===== Data listing

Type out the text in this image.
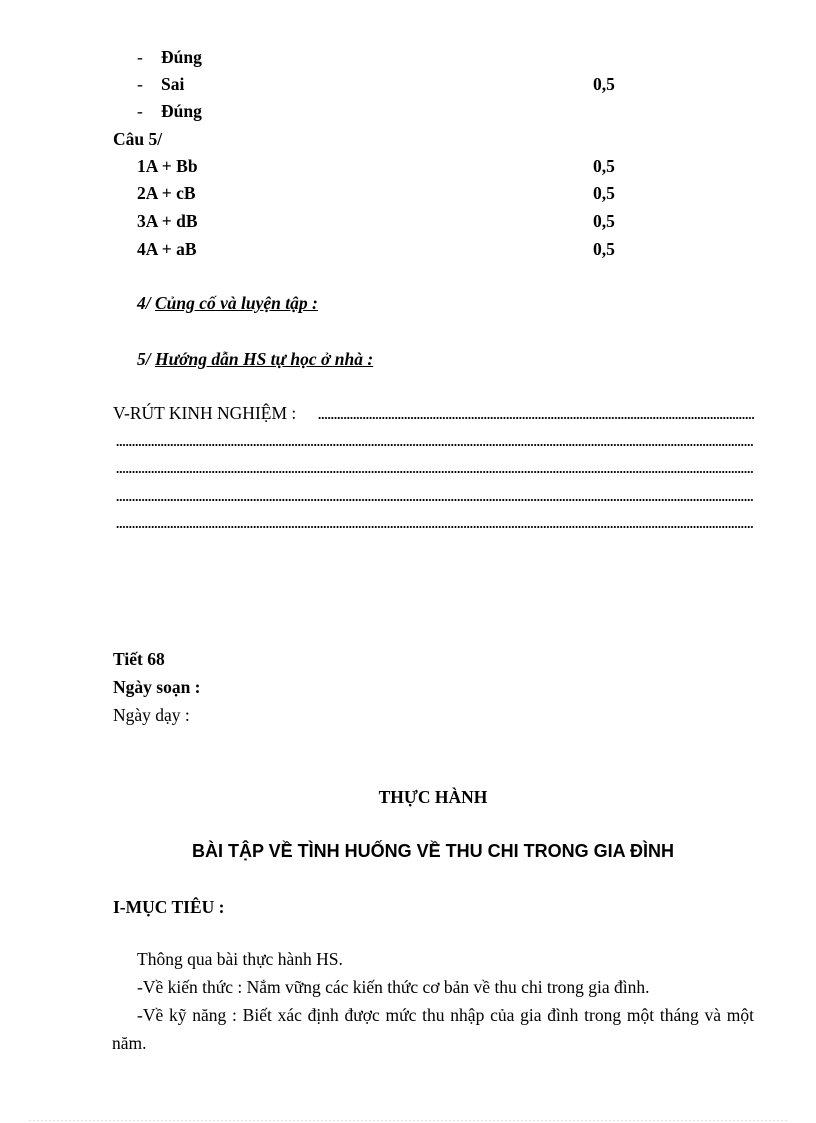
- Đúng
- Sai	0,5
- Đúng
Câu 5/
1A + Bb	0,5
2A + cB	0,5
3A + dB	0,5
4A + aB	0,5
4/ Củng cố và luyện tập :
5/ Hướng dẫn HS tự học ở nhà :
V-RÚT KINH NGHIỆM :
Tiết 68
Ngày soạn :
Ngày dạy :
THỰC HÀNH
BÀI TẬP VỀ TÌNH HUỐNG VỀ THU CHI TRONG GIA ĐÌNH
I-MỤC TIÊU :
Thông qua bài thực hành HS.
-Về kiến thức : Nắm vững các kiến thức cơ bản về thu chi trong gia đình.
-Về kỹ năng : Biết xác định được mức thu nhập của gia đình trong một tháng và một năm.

==========
===== Data listing

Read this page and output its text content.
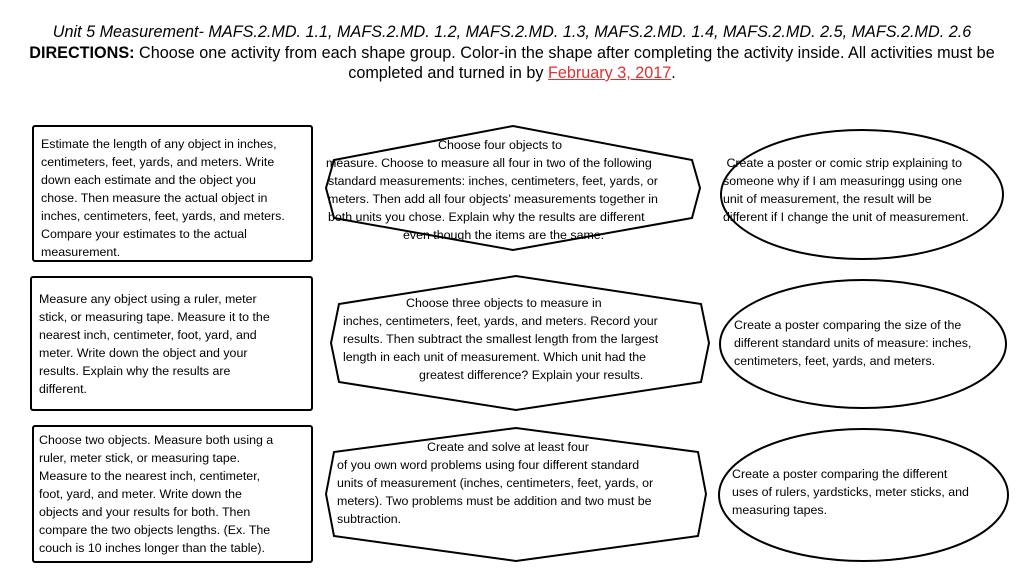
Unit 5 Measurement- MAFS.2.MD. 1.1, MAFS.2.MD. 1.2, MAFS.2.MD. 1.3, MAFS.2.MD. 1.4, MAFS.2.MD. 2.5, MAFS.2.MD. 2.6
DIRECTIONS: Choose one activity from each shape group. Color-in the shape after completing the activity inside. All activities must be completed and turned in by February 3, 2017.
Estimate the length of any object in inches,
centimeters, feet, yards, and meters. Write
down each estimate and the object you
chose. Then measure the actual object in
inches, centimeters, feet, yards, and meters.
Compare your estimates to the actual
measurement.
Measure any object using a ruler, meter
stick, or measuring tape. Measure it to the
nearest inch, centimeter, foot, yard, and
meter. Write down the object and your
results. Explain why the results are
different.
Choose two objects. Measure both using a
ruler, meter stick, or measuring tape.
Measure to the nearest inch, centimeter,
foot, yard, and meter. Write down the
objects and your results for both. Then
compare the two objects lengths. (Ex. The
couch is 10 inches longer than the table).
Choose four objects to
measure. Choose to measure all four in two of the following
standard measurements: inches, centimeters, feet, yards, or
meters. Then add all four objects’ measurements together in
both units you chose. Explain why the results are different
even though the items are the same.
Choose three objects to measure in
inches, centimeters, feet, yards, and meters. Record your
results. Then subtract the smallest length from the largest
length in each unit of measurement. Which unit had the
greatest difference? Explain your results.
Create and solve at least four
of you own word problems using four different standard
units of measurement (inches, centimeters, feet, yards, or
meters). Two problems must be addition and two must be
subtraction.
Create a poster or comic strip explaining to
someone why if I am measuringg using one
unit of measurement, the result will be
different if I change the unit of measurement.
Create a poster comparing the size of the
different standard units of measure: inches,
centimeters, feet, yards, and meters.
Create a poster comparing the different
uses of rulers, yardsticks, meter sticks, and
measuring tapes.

==========

Task brief: Pull every line containing "foot" out of the data above.

Written response:
nearest inch, centimeter, foot, yard, and
foot, yard, and meter. Write down the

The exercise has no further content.